Excerpts from a figure dataset:

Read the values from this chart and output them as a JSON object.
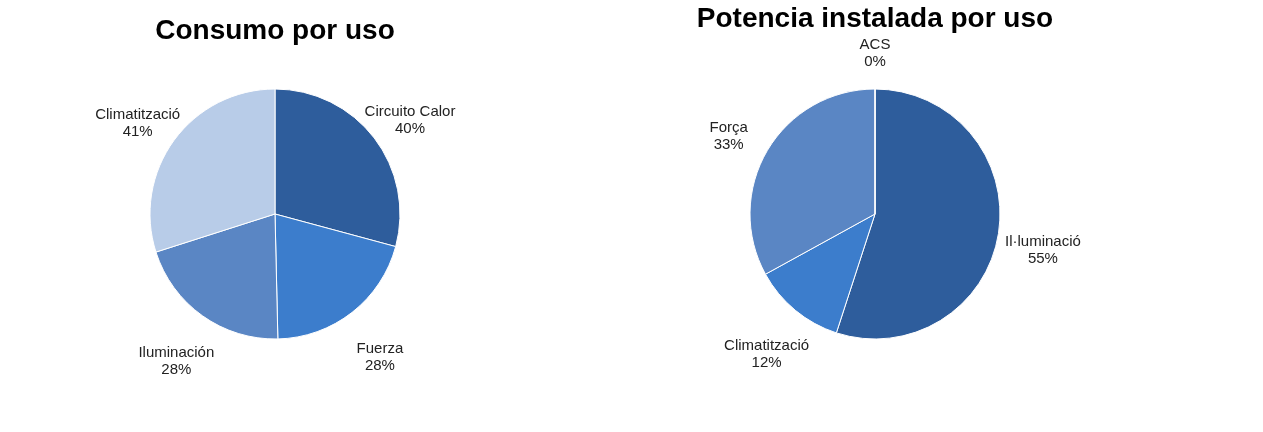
{
  "chart_data": [
    {
      "type": "pie",
      "title": "Consumo por uso",
      "categories": [
        "Circuito Calor",
        "Fuerza",
        "Iluminación",
        "Climatització"
      ],
      "values": [
        40,
        28,
        28,
        41
      ],
      "value_labels": [
        "40%",
        "28%",
        "28%",
        "41%"
      ],
      "colors": [
        "#2e5d9c",
        "#3c7dcc",
        "#5a86c4",
        "#b8cce8"
      ],
      "legend": false
    },
    {
      "type": "pie",
      "title": "Potencia instalada por uso",
      "categories": [
        "Il·luminació",
        "Climatització",
        "Força",
        "ACS"
      ],
      "values": [
        55,
        12,
        33,
        0
      ],
      "value_labels": [
        "55%",
        "12%",
        "33%",
        "0%"
      ],
      "colors": [
        "#2e5d9c",
        "#3c7dcc",
        "#5a86c4",
        "#b8cce8"
      ],
      "legend": false
    }
  ]
}
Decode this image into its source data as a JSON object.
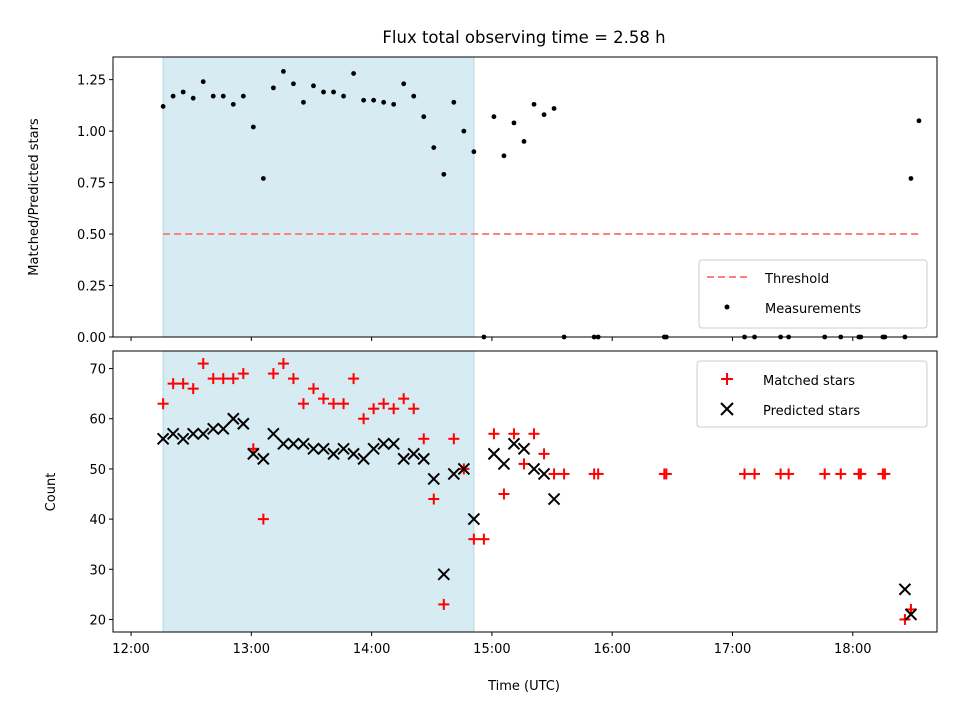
{
  "chart_data": [
    {
      "type": "scatter",
      "title": "Flux total observing time = 2.58 h",
      "xlabel": "",
      "ylabel": "Matched/Predicted stars",
      "ylim": [
        0,
        1.36
      ],
      "yticks": [
        "0.00",
        "0.25",
        "0.50",
        "0.75",
        "1.00",
        "1.25"
      ],
      "ytick_values": [
        0,
        0.25,
        0.5,
        0.75,
        1.0,
        1.25
      ],
      "shaded_span": {
        "start": "12:16",
        "end": "14:51",
        "color": "#add8e6"
      },
      "threshold": {
        "name": "Threshold",
        "value": 0.5,
        "x_start": "12:16",
        "x_end": "18:33",
        "color": "#ff7f7f"
      },
      "series": [
        {
          "name": "Measurements",
          "color": "#000000",
          "x": [
            "12:16",
            "12:21",
            "12:26",
            "12:31",
            "12:36",
            "12:41",
            "12:46",
            "12:51",
            "12:56",
            "13:01",
            "13:06",
            "13:11",
            "13:16",
            "13:21",
            "13:26",
            "13:31",
            "13:36",
            "13:41",
            "13:46",
            "13:51",
            "13:56",
            "14:01",
            "14:06",
            "14:11",
            "14:16",
            "14:21",
            "14:26",
            "14:31",
            "14:36",
            "14:41",
            "14:46",
            "14:51",
            "14:56",
            "15:01",
            "15:06",
            "15:11",
            "15:16",
            "15:21",
            "15:26",
            "15:31",
            "15:36",
            "15:51",
            "15:53",
            "16:26",
            "16:27",
            "17:06",
            "17:11",
            "17:24",
            "17:28",
            "17:46",
            "17:54",
            "18:03",
            "18:04",
            "18:15",
            "18:16",
            "18:26",
            "18:29",
            "18:33"
          ],
          "y": [
            1.12,
            1.17,
            1.19,
            1.16,
            1.24,
            1.17,
            1.17,
            1.13,
            1.17,
            1.02,
            0.77,
            1.21,
            1.29,
            1.23,
            1.14,
            1.22,
            1.19,
            1.19,
            1.17,
            1.28,
            1.15,
            1.15,
            1.14,
            1.13,
            1.23,
            1.17,
            1.07,
            0.92,
            0.79,
            1.14,
            1.0,
            0.9,
            0.0,
            1.07,
            0.88,
            1.04,
            0.95,
            1.13,
            1.08,
            1.11,
            0.0,
            0.0,
            0.0,
            0.0,
            0.0,
            0.0,
            0.0,
            0.0,
            0.0,
            0.0,
            0.0,
            0.0,
            0.0,
            0.0,
            0.0,
            0.0,
            0.77,
            1.05
          ]
        }
      ],
      "legend": {
        "placement": "lower right",
        "entries": [
          "Threshold",
          "Measurements"
        ]
      }
    },
    {
      "type": "scatter",
      "title": "",
      "xlabel": "Time (UTC)",
      "ylabel": "Count",
      "ylim": [
        17.5,
        73.5
      ],
      "yticks": [
        "20",
        "30",
        "40",
        "50",
        "60",
        "70"
      ],
      "ytick_values": [
        20,
        30,
        40,
        50,
        60,
        70
      ],
      "xlim": [
        "12:00",
        "18:30"
      ],
      "xticks": [
        "12:00",
        "13:00",
        "14:00",
        "15:00",
        "16:00",
        "17:00",
        "18:00"
      ],
      "shaded_span": {
        "start": "12:16",
        "end": "14:51",
        "color": "#add8e6"
      },
      "series": [
        {
          "name": "Matched stars",
          "marker": "+",
          "color": "#ff0000",
          "x": [
            "12:16",
            "12:21",
            "12:26",
            "12:31",
            "12:36",
            "12:41",
            "12:46",
            "12:51",
            "12:56",
            "13:01",
            "13:06",
            "13:11",
            "13:16",
            "13:21",
            "13:26",
            "13:31",
            "13:36",
            "13:41",
            "13:46",
            "13:51",
            "13:56",
            "14:01",
            "14:06",
            "14:11",
            "14:16",
            "14:21",
            "14:26",
            "14:31",
            "14:36",
            "14:41",
            "14:46",
            "14:51",
            "14:56",
            "15:01",
            "15:06",
            "15:11",
            "15:16",
            "15:21",
            "15:26",
            "15:31",
            "15:36",
            "15:51",
            "15:53",
            "16:26",
            "16:27",
            "17:06",
            "17:11",
            "17:24",
            "17:28",
            "17:46",
            "17:54",
            "18:03",
            "18:04",
            "18:15",
            "18:16",
            "18:26",
            "18:29"
          ],
          "y": [
            63,
            67,
            67,
            66,
            71,
            68,
            68,
            68,
            69,
            54,
            40,
            69,
            71,
            68,
            63,
            66,
            64,
            63,
            63,
            68,
            60,
            62,
            63,
            62,
            64,
            62,
            56,
            44,
            23,
            56,
            50,
            36,
            36,
            57,
            45,
            57,
            51,
            57,
            53,
            49,
            49,
            49,
            49,
            49,
            49,
            49,
            49,
            49,
            49,
            49,
            49,
            49,
            49,
            49,
            49,
            20,
            22
          ]
        },
        {
          "name": "Predicted stars",
          "marker": "x",
          "color": "#000000",
          "x": [
            "12:16",
            "12:21",
            "12:26",
            "12:31",
            "12:36",
            "12:41",
            "12:46",
            "12:51",
            "12:56",
            "13:01",
            "13:06",
            "13:11",
            "13:16",
            "13:21",
            "13:26",
            "13:31",
            "13:36",
            "13:41",
            "13:46",
            "13:51",
            "13:56",
            "14:01",
            "14:06",
            "14:11",
            "14:16",
            "14:21",
            "14:26",
            "14:31",
            "14:36",
            "14:41",
            "14:46",
            "14:51",
            "15:01",
            "15:06",
            "15:11",
            "15:16",
            "15:21",
            "15:26",
            "15:31",
            "18:26",
            "18:29"
          ],
          "y": [
            56,
            57,
            56,
            57,
            57,
            58,
            58,
            60,
            59,
            53,
            52,
            57,
            55,
            55,
            55,
            54,
            54,
            53,
            54,
            53,
            52,
            54,
            55,
            55,
            52,
            53,
            52,
            48,
            29,
            49,
            50,
            40,
            53,
            51,
            55,
            54,
            50,
            49,
            44,
            26,
            21
          ]
        }
      ],
      "legend": {
        "placement": "upper right",
        "entries": [
          "Matched stars",
          "Predicted stars"
        ]
      }
    }
  ]
}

### Written request
Show the lines of the records that include the string "name".

### Written response
        "name": "Threshold",
          "name": "Measurements",
          "name": "Matched stars",
          "name": "Predicted stars",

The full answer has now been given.